--- SET TASK ---
Find each line with the string "如图所示" and report it.

# START OF DATA

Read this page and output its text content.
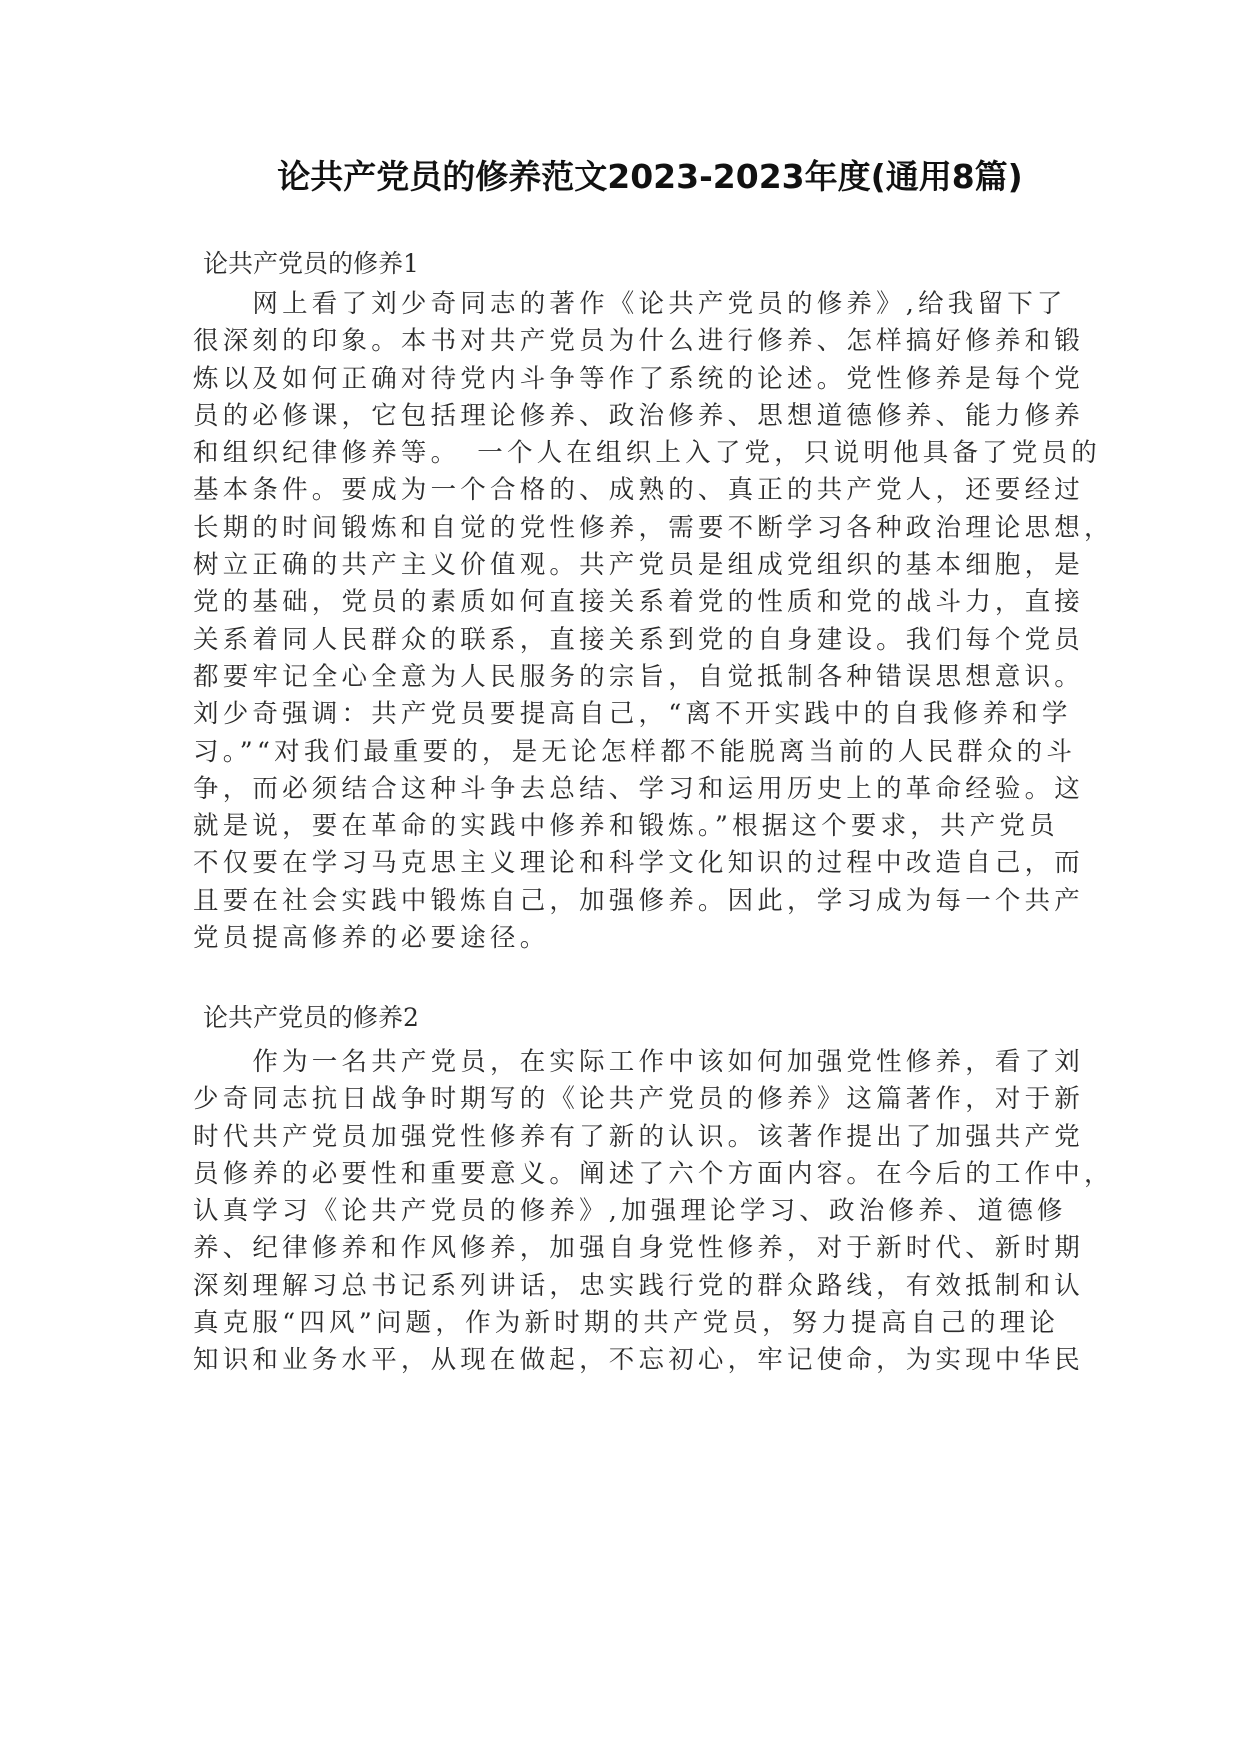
论共产党员的修养范文2023-2023年度(通用8篇)
论共产党员的修养1
　　网上看了刘少奇同志的著作《论共产党员的修养》,给我留下了
很深刻的印象。本书对共产党员为什么进行修养、怎样搞好修养和锻
炼以及如何正确对待党内斗争等作了系统的论述。党性修养是每个党
员的必修课，它包括理论修养、政治修养、思想道德修养、能力修养
和组织纪律修养等。　一个人在组织上入了党，只说明他具备了党员的
基本条件。要成为一个合格的、成熟的、真正的共产党人，还要经过
长期的时间锻炼和自觉的党性修养，需要不断学习各种政治理论思想，
树立正确的共产主义价值观。共产党员是组成党组织的基本细胞，是
党的基础，党员的素质如何直接关系着党的性质和党的战斗力，直接
关系着同人民群众的联系，直接关系到党的自身建设。我们每个党员
都要牢记全心全意为人民服务的宗旨，自觉抵制各种错误思想意识。
刘少奇强调：共产党员要提高自己，“离不开实践中的自我修养和学
习。”“对我们最重要的，是无论怎样都不能脱离当前的人民群众的斗
争，而必须结合这种斗争去总结、学习和运用历史上的革命经验。这
就是说，要在革命的实践中修养和锻炼。”根据这个要求，共产党员
不仅要在学习马克思主义理论和科学文化知识的过程中改造自己，而
且要在社会实践中锻炼自己，加强修养。因此，学习成为每一个共产
党员提高修养的必要途径。
论共产党员的修养2
　　作为一名共产党员，在实际工作中该如何加强党性修养，看了刘
少奇同志抗日战争时期写的《论共产党员的修养》这篇著作，对于新
时代共产党员加强党性修养有了新的认识。该著作提出了加强共产党
员修养的必要性和重要意义。阐述了六个方面内容。在今后的工作中，
认真学习《论共产党员的修养》,加强理论学习、政治修养、道德修
养、纪律修养和作风修养，加强自身党性修养，对于新时代、新时期
深刻理解习总书记系列讲话，忠实践行党的群众路线，有效抵制和认
真克服“四风”问题，作为新时期的共产党员，努力提高自己的理论
知识和业务水平，从现在做起，不忘初心，牢记使命，为实现中华民
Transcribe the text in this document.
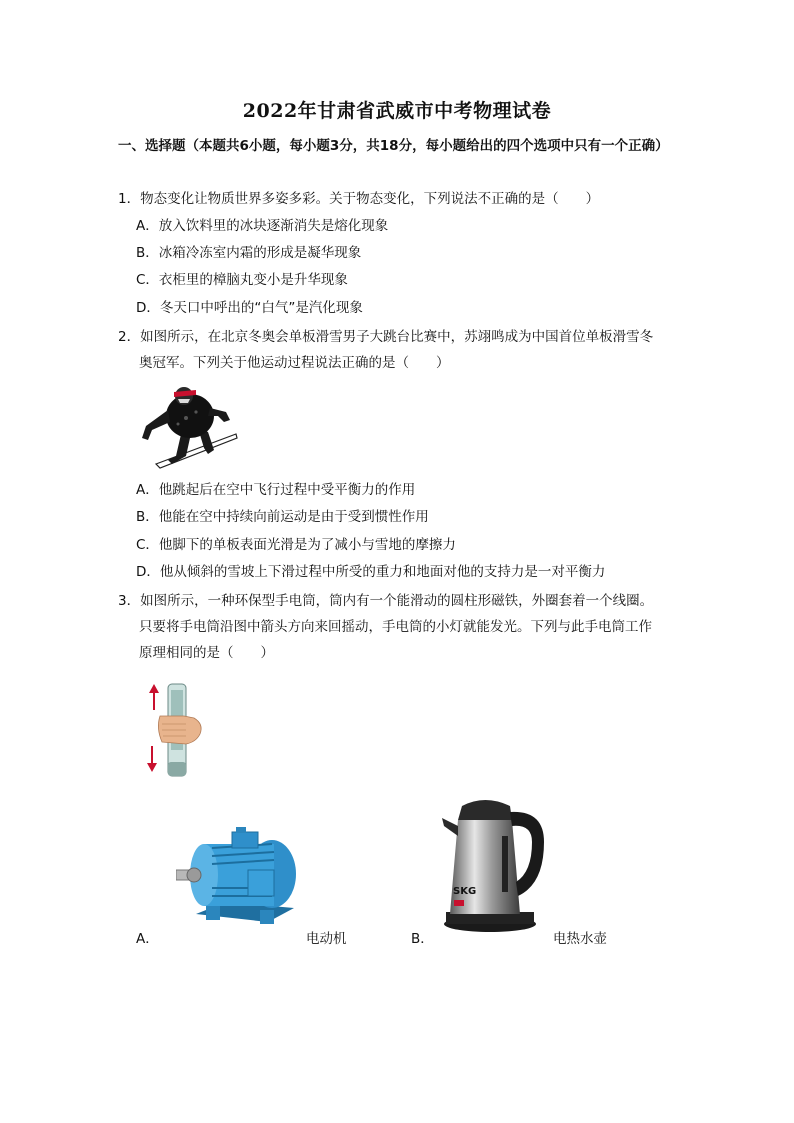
2022年甘肃省武威市中考物理试卷
一、选择题（本题共6小题，每小题3分，共18分，每小题给出的四个选项中只有一个正确）
1．物态变化让物质世界多姿多彩。关于物态变化，下列说法不正确的是（　　）
A．放入饮料里的冰块逐渐消失是熔化现象
B．冰箱冷冻室内霜的形成是凝华现象
C．衣柜里的樟脑丸变小是升华现象
D．冬天口中呼出的“白气”是汽化现象
2．如图所示，在北京冬奥会单板滑雪男子大跳台比赛中，苏翊鸣成为中国首位单板滑雪冬
奥冠军。下列关于他运动过程说法正确的是（　　）
A．他跳起后在空中飞行过程中受平衡力的作用
B．他能在空中持续向前运动是由于受到惯性作用
C．他脚下的单板表面光滑是为了减小与雪地的摩擦力
D．他从倾斜的雪坡上下滑过程中所受的重力和地面对他的支持力是一对平衡力
3．如图所示，一种环保型手电筒，筒内有一个能滑动的圆柱形磁铁，外圈套着一个线圈。
只要将手电筒沿图中箭头方向来回摇动，手电筒的小灯就能发光。下列与此手电筒工作
原理相同的是（　　）
A．	电动机
SKG
B．	电热水壶
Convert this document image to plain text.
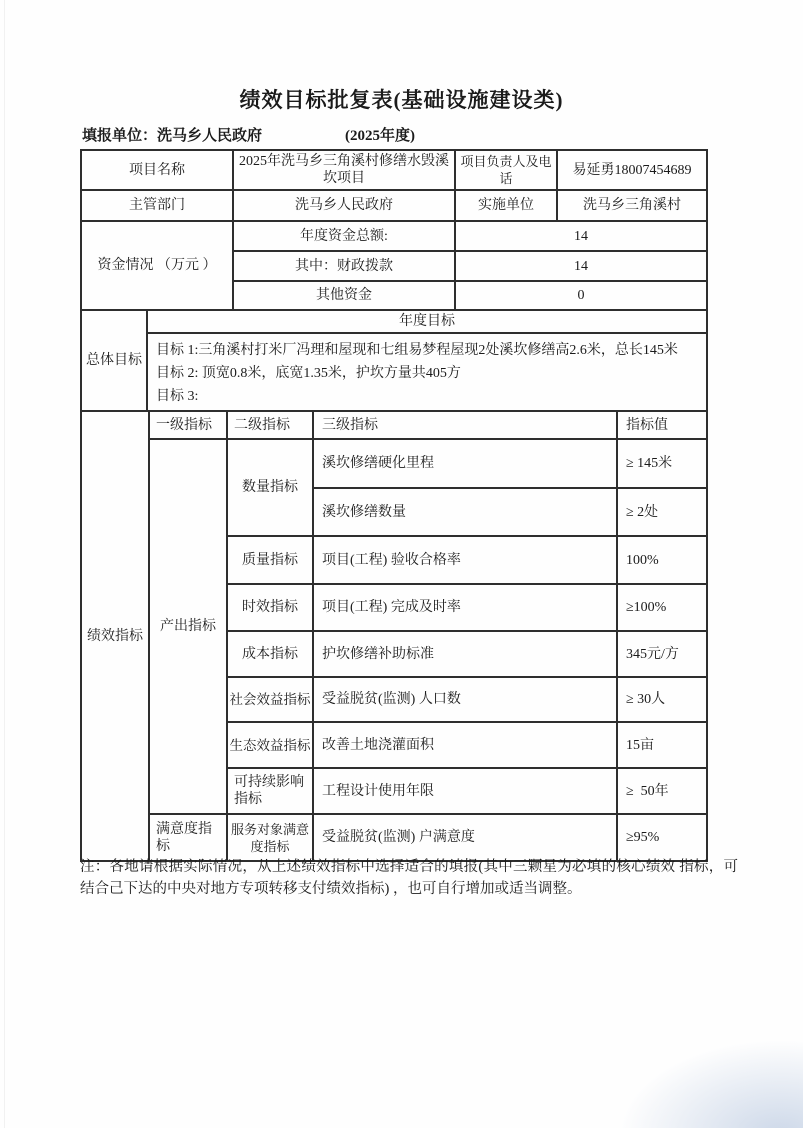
绩效目标批复表(基础设施建设类)
填报单位：洗马乡人民政府	(2025年度)
项目名称	2025年洗马乡三角溪村修缮水毁溪坎项目	项目负责人及电话	易延勇18007454689
主管部门	洗马乡人民政府	实施单位	洗马乡三角溪村
资金情况 （万元 ）	年度资金总额:	14
	其中：财政拨款	14
	其他资金	0
总体目标	年度目标

目标 1:三角溪村打米厂冯理和屋现和七组易梦程屋现2处溪坎修缮高2.6米，总长145米
目标 2: 顶宽0.8米，底宽1.35米，护坎方量共405方
目标 3:
绩效指标	一级指标	二级指标	三级指标	指标值
	产出指标	数量指标	溪坎修缮硬化里程	≥ 145米
			溪坎修缮数量	≥ 2处
		质量指标	项目(工程) 验收合格率	100%
		时效指标	项目(工程) 完成及时率	≥100%
		成本指标	护坎修缮补助标准	345元/方
		社会效益指标	受益脱贫(监测) 人口数	≥ 30人
		生态效益指标	改善土地浇灌面积	15亩
		可持续影响指标	工程设计使用年限	≥  50年
	满意度指标	服务对象满意度指标	受益脱贫(监测) 户满意度	≥95%
注：各地请根据实际情况，从上述绩效指标中选择适合的填报(其中三颗星为必填的核心绩效 指标，可结合己下达的中央对地方专项转移支付绩效指标) ，也可自行增加或适当调整。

# END OF DATA

--- WORKED ANSWER ---
2．如图所示，在北京冬奥会单板滑雪男子大跳台比赛中，苏翊鸣成为中国首位单板滑雪冬
3．如图所示，一种环保型手电筒，筒内有一个能滑动的圆柱形磁铁，外圈套着一个线圈。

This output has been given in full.